--- PROVIDED PASSAGE ---

As the West encounters the havoc wrought by Islamic terrorism, there are two schools of thought as to how to react:
The first idea is to fight back. That includes devastating ISIS strongholds in the Middle East and utilizing the sophisticated national security apparatuses we all have been building in recent decades. And yes, that includes refusing the import potential terrorists via refugee programs.
The second idea is to cower, to assert that nothing is as important as social justice and that accepting Shariah and the proponents of it are moral imperatives. This ideology also maintains that if we are to engage militarily in the Middle East, we should do so in the most delicate and ineffective fashions possible so as to not anger those who already view it as their duty to Allah to murder non-Muslims.
Sadly, the latter position seems to be the view held by the plurality of Western governments, including the U.S.
On Tuesday, Thomas Jensen opined in The Washington Post that combatting Islamic terrorism may actually lead to… wait for it… Islamic terrorism.
Without directly saying as such, Jensen’s main underlying contention appears to be geared towards appeasement- the nauseatingly weak idea that maybe if we let jihadists do whatever they want, they won’t want to kill us.
“Days before the Brussels attacks on March 22, Belgian authorities raided the attackers’ safe houses and arrested Salah Abdeslam, who had helped organize the Paris attacks in November. Because of the raids, according to media reports, the attackers struck sooner than they’d originally planned.

--- EXTRACTED DATA ---

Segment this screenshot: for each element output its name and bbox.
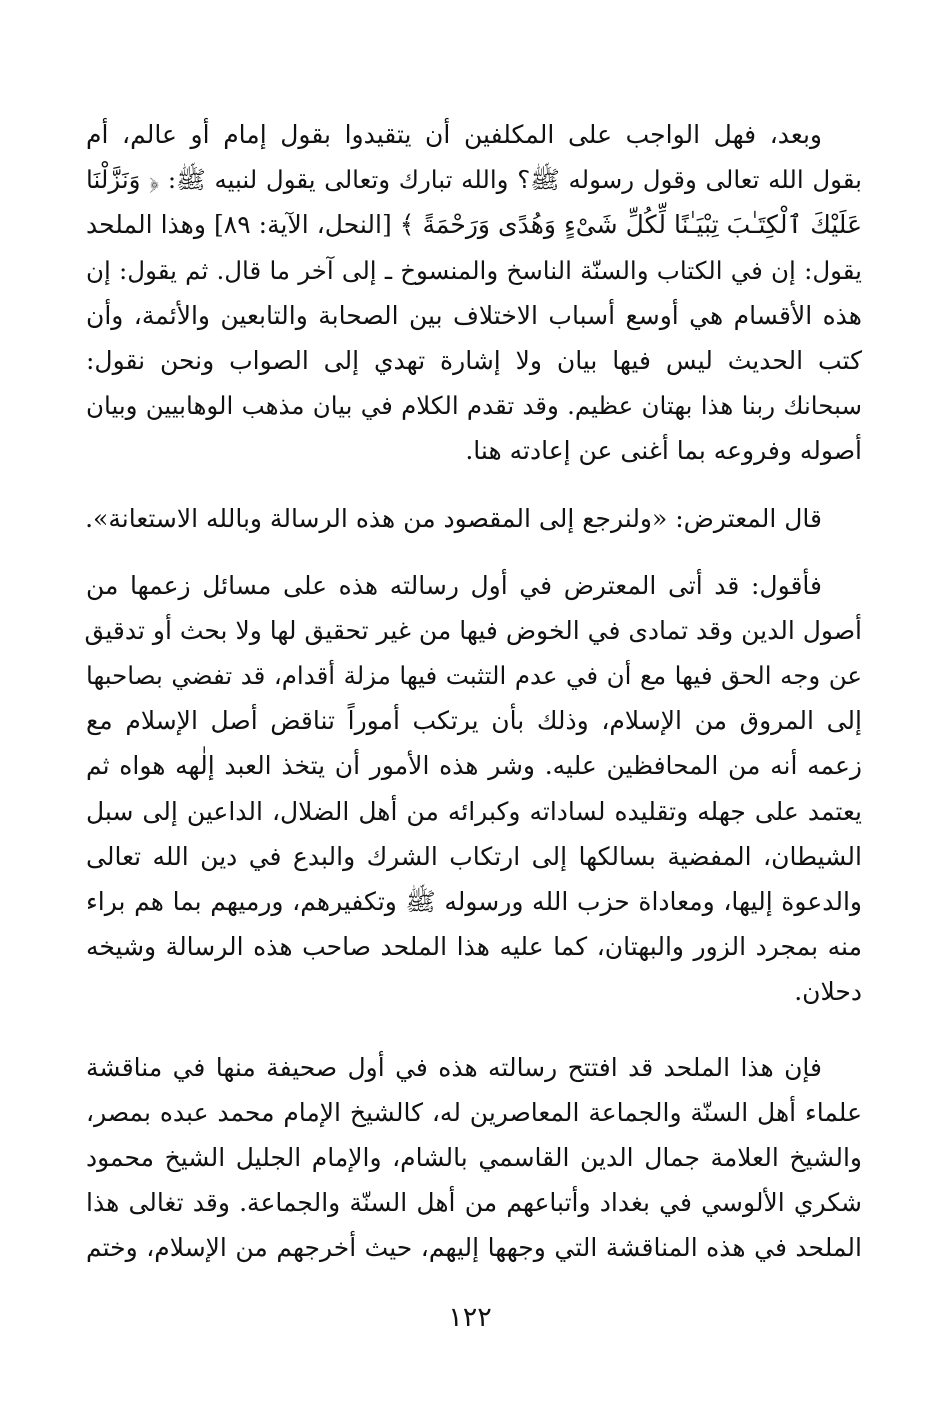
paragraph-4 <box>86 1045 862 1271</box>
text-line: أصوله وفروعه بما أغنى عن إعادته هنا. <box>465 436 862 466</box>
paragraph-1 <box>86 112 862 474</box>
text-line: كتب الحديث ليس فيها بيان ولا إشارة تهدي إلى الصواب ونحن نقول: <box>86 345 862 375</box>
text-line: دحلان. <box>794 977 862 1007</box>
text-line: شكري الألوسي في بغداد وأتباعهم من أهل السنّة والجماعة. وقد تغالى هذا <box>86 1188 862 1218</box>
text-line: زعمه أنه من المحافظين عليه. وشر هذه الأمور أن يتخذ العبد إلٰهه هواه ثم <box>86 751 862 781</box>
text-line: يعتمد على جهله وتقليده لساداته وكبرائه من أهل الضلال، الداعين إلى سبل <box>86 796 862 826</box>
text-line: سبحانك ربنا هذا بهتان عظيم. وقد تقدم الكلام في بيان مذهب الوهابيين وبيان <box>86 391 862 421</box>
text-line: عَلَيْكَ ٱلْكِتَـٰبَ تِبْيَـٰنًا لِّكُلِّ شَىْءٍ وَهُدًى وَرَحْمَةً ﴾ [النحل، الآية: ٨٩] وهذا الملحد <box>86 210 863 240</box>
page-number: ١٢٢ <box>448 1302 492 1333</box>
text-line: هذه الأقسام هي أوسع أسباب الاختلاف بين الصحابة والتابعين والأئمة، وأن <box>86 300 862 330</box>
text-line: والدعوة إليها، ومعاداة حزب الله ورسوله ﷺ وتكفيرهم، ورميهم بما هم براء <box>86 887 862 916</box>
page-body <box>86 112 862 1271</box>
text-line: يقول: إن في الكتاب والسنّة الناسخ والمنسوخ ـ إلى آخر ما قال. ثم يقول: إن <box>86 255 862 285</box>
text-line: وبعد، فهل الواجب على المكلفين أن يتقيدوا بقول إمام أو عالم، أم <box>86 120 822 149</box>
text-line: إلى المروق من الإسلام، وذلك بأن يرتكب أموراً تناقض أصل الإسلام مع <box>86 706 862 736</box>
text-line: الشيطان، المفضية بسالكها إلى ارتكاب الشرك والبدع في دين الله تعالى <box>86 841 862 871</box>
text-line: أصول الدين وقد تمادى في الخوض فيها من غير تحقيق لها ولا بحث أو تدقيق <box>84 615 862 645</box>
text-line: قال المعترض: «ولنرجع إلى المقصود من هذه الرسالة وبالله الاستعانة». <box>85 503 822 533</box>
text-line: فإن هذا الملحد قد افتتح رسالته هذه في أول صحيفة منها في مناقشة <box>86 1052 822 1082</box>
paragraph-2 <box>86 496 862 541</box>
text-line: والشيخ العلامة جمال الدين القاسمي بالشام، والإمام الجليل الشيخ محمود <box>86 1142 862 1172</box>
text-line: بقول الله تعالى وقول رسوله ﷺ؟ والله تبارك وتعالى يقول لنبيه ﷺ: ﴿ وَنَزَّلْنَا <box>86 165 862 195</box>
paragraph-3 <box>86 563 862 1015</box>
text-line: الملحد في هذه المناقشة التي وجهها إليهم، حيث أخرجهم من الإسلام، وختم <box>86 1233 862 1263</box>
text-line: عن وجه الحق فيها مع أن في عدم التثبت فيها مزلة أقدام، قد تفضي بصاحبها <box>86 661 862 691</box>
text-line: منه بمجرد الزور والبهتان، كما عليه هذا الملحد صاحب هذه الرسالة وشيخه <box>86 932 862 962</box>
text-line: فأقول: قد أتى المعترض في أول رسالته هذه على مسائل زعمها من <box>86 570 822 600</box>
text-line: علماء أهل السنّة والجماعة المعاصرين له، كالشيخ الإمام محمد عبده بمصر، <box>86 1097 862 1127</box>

---

● **EXERCISE REQUIREMENTS**: Reproduce the stretch of the terrorism commentary from "The second idea" through "including the U.S.", word for word. The records have no connection to the commentary on responding to Islamic terrorism.

● **COMPLETE OUTPUT**:
The second idea is to cower, to assert that nothing is as important as social justice and that accepting Shariah and the proponents of it are moral imperatives. This ideology also maintains that if we are to engage militarily in the Middle East, we should do so in the most delicate and ineffective fashions possible so as to not anger those who already view it as their duty to Allah to murder non-Muslims.
Sadly, the latter position seems to be the view held by the plurality of Western governments, including the U.S.